### GIVEN ENTRIES
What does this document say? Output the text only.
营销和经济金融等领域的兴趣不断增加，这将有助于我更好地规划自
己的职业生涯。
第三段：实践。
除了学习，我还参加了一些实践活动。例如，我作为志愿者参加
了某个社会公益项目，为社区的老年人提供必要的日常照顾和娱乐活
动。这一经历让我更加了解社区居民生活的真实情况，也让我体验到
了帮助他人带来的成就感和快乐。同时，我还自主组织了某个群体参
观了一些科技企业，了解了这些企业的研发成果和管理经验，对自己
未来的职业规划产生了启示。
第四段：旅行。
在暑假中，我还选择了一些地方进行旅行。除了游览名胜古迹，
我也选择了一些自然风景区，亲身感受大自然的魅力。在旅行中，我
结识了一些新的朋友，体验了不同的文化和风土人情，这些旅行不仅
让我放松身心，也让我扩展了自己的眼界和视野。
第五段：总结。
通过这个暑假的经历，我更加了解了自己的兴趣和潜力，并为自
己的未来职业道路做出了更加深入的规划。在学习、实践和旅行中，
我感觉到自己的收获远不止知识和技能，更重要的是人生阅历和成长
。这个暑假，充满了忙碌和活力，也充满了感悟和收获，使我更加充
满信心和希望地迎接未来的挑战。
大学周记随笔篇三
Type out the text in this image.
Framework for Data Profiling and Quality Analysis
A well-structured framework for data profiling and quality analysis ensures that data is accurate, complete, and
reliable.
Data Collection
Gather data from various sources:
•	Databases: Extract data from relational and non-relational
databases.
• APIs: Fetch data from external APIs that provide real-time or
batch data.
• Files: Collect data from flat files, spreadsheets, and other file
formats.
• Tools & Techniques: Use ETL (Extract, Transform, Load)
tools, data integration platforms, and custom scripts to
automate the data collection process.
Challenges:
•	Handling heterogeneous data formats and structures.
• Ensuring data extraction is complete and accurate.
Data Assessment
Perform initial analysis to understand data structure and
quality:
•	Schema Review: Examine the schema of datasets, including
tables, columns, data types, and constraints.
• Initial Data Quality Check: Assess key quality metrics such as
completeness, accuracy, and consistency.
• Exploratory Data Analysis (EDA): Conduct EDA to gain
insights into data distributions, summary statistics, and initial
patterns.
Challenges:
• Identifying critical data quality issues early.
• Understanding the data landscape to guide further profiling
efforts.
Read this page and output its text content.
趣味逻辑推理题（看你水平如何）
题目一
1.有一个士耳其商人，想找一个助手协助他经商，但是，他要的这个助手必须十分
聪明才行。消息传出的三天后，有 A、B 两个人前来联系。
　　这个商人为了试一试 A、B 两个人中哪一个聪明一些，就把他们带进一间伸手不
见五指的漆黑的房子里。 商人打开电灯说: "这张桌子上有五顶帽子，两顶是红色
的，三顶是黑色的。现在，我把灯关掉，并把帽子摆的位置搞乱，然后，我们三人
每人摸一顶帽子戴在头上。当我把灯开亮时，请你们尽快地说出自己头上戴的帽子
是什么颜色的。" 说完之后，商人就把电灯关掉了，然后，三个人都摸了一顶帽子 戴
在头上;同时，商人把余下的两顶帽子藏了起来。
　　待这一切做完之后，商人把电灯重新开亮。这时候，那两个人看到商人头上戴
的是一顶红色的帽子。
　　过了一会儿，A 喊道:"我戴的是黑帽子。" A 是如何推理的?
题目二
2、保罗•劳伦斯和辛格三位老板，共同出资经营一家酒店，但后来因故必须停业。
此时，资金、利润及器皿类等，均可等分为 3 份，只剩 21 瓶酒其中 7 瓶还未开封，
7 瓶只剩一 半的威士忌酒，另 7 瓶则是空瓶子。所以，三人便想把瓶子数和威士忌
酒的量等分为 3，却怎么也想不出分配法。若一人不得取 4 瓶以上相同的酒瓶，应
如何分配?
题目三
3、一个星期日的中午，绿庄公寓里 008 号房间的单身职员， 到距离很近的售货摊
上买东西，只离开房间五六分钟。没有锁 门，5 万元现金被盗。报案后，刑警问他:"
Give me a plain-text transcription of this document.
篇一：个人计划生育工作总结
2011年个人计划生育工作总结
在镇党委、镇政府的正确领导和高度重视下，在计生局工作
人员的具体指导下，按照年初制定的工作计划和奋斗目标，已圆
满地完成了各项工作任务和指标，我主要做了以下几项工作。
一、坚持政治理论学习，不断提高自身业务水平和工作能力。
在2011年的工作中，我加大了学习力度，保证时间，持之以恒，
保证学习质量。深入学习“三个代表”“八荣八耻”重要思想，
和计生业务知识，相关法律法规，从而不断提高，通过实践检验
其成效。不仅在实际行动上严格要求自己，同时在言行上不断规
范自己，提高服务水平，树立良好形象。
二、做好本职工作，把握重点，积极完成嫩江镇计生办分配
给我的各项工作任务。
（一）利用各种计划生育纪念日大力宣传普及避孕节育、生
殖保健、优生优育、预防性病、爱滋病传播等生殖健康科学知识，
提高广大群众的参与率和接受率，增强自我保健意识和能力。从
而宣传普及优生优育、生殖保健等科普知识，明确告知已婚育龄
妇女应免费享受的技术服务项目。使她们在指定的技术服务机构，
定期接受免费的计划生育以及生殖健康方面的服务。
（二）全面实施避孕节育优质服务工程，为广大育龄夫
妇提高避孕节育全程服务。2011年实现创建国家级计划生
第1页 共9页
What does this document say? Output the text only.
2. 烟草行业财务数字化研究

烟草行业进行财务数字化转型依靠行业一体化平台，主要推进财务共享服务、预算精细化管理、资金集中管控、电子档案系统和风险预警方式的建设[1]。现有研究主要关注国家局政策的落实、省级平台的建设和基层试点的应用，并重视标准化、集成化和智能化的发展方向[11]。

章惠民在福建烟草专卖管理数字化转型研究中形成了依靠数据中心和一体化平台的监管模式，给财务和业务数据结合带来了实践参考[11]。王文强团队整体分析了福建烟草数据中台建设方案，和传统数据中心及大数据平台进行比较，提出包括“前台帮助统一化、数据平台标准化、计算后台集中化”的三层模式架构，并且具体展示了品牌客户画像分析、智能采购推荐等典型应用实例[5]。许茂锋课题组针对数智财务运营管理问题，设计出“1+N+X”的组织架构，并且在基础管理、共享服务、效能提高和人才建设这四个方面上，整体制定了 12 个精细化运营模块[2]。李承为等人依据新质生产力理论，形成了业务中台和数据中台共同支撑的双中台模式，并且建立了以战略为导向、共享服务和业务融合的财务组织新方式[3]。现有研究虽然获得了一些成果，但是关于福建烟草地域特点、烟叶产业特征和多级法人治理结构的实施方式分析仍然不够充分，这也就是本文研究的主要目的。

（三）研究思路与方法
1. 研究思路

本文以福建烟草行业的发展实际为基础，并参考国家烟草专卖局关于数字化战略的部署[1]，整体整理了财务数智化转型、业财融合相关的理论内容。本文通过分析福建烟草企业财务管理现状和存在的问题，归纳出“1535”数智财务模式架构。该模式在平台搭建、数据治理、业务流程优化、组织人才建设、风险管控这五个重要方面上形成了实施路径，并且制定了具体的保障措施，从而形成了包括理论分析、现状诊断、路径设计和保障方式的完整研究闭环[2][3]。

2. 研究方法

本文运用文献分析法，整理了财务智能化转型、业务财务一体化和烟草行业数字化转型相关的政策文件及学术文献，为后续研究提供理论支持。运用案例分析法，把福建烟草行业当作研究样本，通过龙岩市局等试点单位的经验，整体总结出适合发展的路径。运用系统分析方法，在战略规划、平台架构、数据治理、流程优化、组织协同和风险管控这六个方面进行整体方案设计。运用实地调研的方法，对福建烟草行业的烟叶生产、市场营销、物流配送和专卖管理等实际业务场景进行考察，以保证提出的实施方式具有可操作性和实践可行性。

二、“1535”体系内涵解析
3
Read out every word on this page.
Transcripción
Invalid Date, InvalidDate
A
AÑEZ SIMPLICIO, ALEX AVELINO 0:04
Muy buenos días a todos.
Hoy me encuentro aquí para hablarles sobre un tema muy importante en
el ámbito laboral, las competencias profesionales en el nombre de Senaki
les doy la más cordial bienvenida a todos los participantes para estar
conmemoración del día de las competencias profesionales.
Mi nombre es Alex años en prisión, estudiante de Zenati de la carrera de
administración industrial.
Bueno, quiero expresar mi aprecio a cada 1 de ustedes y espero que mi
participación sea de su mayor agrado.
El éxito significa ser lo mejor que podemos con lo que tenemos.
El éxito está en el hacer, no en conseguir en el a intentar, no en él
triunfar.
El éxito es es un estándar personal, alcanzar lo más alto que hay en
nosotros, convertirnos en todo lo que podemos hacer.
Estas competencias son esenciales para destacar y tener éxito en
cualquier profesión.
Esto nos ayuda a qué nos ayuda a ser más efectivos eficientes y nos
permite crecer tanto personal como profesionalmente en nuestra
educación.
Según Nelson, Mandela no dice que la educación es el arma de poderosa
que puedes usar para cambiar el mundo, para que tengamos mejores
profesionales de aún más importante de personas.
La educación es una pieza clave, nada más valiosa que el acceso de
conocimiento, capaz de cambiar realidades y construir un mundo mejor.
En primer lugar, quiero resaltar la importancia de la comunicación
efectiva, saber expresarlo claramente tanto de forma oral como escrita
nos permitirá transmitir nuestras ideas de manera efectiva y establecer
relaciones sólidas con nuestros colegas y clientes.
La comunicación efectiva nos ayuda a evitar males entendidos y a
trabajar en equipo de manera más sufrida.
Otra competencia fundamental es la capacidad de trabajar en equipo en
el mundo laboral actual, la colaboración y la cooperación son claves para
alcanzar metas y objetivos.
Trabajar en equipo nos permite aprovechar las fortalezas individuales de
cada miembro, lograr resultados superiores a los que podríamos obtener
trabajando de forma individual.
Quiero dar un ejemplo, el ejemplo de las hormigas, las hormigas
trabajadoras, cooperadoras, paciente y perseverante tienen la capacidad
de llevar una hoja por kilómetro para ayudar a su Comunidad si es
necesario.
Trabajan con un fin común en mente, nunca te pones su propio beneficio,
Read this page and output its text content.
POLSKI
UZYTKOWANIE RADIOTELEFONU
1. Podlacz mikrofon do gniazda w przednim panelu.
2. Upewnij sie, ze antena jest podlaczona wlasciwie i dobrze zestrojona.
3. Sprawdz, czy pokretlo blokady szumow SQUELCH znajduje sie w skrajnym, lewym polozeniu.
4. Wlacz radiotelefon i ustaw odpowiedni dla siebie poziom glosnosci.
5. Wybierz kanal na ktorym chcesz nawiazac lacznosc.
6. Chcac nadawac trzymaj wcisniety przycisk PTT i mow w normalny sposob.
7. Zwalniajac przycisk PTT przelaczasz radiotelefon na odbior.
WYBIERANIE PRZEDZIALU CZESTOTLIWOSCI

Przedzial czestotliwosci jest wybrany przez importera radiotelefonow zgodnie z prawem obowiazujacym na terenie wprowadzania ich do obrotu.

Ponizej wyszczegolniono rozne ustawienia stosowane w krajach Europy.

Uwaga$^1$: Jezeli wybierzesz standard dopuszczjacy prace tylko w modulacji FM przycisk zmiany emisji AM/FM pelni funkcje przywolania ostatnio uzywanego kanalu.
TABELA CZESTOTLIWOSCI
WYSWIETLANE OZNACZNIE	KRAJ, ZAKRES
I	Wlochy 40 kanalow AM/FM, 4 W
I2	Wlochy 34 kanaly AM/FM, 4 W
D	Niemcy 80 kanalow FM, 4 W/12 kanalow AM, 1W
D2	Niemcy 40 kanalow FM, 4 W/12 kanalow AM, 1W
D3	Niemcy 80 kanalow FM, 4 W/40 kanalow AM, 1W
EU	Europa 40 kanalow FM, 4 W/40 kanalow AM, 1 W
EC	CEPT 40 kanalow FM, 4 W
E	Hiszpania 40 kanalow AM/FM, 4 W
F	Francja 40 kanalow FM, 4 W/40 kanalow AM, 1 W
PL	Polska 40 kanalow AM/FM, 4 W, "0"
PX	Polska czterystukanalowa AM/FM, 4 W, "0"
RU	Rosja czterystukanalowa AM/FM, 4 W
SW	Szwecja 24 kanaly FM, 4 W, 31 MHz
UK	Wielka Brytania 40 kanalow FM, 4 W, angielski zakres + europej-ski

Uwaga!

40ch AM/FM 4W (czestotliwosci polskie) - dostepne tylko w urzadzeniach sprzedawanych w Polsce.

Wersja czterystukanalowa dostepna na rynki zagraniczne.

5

### TASK PROMPT
Each line holding "profesionales" must be found and copied.

### RESPONSE
el ámbito laboral, las competencias profesionales en el nombre de Senaki
conmemoración del día de las competencias profesionales.
profesionales de aún más importante de personas.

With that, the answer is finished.